Search the records for "color". Copy every line where it appears.

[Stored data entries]
◆ ◆ ◆ ◆ ◆ ◆ ◆

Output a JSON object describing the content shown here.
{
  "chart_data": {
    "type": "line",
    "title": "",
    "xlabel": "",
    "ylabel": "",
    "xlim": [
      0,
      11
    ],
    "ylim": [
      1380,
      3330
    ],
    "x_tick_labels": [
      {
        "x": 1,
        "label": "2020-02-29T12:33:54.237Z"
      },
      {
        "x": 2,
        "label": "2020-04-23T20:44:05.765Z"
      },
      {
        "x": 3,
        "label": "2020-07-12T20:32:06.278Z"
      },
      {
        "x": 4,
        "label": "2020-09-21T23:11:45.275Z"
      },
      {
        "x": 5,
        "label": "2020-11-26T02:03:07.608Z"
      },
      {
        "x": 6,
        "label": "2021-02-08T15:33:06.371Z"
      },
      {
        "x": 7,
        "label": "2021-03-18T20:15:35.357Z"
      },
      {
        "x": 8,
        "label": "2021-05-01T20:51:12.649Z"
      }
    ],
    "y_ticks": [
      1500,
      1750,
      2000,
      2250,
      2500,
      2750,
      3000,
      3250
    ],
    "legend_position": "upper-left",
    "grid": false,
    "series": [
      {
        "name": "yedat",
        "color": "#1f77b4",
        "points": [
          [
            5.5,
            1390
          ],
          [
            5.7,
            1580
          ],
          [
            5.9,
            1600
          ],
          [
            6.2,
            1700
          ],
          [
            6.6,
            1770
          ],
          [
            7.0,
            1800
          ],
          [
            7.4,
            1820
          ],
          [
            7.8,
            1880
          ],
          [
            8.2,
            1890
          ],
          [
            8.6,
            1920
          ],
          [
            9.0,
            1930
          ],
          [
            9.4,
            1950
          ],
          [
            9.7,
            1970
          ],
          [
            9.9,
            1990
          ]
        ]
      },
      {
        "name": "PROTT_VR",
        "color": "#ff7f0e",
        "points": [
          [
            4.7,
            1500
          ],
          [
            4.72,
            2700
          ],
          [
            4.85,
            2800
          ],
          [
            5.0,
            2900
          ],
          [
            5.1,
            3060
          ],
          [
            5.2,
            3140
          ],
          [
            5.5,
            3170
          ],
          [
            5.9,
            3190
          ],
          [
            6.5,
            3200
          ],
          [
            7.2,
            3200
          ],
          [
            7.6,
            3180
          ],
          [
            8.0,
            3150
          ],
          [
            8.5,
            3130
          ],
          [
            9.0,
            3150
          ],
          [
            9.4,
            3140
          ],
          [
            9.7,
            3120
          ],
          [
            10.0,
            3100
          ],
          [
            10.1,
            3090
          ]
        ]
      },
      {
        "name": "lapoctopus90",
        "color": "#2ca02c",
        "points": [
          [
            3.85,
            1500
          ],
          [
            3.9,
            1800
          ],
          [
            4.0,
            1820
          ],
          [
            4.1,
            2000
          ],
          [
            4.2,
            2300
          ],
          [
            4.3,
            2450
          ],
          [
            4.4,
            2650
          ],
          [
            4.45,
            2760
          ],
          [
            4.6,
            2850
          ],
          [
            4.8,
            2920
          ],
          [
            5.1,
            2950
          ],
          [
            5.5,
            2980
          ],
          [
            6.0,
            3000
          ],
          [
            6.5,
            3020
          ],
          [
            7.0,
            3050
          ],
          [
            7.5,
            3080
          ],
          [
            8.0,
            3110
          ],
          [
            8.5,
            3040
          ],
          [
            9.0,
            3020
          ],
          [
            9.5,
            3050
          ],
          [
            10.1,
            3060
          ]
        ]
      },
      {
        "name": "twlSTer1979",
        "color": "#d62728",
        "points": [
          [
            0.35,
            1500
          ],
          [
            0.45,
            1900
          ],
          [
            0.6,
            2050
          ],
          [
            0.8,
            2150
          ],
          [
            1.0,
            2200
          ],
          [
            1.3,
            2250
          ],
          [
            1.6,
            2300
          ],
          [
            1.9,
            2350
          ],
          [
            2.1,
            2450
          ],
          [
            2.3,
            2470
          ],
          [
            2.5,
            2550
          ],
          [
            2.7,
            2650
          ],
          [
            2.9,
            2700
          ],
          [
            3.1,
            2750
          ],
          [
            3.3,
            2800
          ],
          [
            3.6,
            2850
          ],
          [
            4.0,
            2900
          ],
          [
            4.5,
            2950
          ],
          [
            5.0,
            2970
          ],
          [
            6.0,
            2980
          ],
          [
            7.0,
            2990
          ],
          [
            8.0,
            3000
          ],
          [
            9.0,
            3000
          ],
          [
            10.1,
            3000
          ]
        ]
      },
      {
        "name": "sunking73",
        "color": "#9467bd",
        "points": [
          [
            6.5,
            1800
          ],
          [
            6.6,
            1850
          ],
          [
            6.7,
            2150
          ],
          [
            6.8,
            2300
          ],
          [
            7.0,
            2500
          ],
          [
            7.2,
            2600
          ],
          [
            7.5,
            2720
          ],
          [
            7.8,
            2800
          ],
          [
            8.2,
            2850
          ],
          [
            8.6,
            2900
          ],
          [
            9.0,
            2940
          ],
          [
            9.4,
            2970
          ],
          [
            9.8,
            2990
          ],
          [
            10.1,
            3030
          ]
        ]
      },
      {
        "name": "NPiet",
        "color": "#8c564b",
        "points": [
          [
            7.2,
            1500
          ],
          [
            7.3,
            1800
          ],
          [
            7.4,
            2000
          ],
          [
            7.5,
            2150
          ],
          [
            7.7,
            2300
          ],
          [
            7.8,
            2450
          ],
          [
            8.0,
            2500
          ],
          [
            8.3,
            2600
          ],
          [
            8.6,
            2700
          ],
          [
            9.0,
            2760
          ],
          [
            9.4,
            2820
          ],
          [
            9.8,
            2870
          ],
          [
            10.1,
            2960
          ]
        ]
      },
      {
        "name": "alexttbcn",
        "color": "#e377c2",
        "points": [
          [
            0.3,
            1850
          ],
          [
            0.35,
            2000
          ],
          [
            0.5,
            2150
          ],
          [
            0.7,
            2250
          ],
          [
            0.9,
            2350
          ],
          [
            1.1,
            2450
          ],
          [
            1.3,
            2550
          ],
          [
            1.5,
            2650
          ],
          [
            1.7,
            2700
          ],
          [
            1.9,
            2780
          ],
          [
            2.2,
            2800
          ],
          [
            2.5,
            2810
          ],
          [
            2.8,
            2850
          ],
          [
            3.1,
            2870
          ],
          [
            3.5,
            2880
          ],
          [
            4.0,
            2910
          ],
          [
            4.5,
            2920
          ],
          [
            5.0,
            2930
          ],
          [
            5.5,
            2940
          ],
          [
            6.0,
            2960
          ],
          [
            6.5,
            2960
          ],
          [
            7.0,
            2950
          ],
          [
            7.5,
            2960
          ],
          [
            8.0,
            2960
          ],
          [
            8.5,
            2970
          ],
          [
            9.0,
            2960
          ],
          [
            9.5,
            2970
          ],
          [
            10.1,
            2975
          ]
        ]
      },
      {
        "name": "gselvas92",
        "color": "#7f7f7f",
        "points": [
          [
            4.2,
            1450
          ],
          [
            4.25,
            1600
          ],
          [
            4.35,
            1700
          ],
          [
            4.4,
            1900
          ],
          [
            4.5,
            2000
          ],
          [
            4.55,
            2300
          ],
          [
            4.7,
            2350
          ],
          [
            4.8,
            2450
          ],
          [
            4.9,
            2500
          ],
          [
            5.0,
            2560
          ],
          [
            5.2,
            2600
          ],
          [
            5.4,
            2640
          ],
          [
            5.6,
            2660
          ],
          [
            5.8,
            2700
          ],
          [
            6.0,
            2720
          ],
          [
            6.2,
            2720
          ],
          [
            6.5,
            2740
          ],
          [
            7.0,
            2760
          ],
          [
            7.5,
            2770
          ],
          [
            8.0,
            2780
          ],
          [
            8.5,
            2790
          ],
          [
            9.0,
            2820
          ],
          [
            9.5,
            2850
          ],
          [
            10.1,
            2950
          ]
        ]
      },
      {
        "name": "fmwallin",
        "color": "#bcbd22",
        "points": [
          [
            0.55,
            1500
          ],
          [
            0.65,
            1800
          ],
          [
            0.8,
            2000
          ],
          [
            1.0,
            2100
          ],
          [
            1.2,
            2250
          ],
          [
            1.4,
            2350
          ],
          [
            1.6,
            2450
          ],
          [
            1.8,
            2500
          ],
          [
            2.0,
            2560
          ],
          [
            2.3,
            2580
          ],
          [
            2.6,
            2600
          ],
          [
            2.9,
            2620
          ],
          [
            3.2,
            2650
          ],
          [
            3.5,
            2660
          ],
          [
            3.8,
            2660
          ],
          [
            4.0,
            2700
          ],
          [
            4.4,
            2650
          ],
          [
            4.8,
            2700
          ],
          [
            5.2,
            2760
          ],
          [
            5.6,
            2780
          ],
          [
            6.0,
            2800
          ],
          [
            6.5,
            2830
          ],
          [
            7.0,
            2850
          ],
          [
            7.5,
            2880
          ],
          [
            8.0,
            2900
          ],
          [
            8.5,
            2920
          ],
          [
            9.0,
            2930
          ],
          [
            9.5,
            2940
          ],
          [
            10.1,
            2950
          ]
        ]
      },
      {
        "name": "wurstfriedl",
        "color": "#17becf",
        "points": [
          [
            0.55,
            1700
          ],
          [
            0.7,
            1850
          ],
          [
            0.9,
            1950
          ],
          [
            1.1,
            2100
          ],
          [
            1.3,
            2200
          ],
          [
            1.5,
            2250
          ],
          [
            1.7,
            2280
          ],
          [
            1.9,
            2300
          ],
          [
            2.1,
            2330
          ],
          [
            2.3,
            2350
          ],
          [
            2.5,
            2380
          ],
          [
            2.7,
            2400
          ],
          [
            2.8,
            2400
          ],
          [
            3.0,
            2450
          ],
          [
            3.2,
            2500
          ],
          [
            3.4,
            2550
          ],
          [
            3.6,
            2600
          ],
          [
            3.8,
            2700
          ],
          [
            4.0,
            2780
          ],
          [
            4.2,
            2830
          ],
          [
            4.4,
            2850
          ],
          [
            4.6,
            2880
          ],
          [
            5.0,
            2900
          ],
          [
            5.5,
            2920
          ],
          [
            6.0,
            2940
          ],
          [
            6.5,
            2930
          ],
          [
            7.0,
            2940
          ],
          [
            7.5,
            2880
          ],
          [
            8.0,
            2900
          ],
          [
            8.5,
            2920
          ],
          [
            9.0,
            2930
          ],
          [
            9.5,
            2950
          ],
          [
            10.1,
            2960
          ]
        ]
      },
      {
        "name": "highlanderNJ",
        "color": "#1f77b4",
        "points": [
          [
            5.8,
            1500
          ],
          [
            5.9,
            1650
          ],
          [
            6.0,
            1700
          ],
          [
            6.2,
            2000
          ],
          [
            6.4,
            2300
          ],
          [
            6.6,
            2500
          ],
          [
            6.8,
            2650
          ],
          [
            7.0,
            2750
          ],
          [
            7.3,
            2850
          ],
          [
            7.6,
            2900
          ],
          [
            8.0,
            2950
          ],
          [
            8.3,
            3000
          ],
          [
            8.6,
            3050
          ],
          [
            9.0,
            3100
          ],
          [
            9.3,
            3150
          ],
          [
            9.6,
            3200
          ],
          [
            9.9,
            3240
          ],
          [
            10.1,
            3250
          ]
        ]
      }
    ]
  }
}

◆ ◆ ◆ ◆ ◆ ◆ ◆

WRITTEN SOLUTION =>
        "color": "#1f77b4",
        "color": "#ff7f0e",
        "color": "#2ca02c",
        "color": "#d62728",
        "color": "#9467bd",
        "color": "#8c564b",
        "color": "#e377c2",
        "color": "#7f7f7f",
        "color": "#bcbd22",
        "color": "#17becf",
        "color": "#1f77b4",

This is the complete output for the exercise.